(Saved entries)
________________

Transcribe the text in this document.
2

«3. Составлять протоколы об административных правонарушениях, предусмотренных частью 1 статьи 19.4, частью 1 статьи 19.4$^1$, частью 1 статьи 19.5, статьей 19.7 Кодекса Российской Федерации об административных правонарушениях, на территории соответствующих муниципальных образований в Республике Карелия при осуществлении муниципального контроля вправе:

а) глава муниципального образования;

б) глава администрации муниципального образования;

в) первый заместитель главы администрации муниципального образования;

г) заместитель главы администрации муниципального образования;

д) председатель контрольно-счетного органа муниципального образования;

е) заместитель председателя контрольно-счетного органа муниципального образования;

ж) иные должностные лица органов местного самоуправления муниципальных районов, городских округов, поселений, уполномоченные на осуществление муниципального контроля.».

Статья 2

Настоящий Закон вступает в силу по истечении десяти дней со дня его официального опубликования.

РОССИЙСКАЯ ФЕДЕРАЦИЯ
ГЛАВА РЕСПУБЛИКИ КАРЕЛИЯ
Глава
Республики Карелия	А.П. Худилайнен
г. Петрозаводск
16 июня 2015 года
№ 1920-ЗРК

________________

§ What you have to do
Repeat every record exactly as written, please.

§ Completed task
Transcribe the text in this document.
2

«3. Составлять протоколы об административных правонарушениях, предусмотренных частью 1 статьи 19.4, частью 1 статьи 19.4$^1$, частью 1 статьи 19.5, статьей 19.7 Кодекса Российской Федерации об административных правонарушениях, на территории соответствующих муниципальных образований в Республике Карелия при осуществлении муниципального контроля вправе:

а) глава муниципального образования;

б) глава администрации муниципального образования;

в) первый заместитель главы администрации муниципального образования;

г) заместитель главы администрации муниципального образования;

д) председатель контрольно-счетного органа муниципального образования;

е) заместитель председателя контрольно-счетного органа муниципального образования;

ж) иные должностные лица органов местного самоуправления муниципальных районов, городских округов, поселений, уполномоченные на осуществление муниципального контроля.».

Статья 2

Настоящий Закон вступает в силу по истечении десяти дней со дня его официального опубликования.

РОССИЙСКАЯ ФЕДЕРАЦИЯ
ГЛАВА РЕСПУБЛИКИ КАРЕЛИЯ
Глава
Республики Карелия	А.П. Худилайнен
г. Петрозаводск
16 июня 2015 года
№ 1920-ЗРК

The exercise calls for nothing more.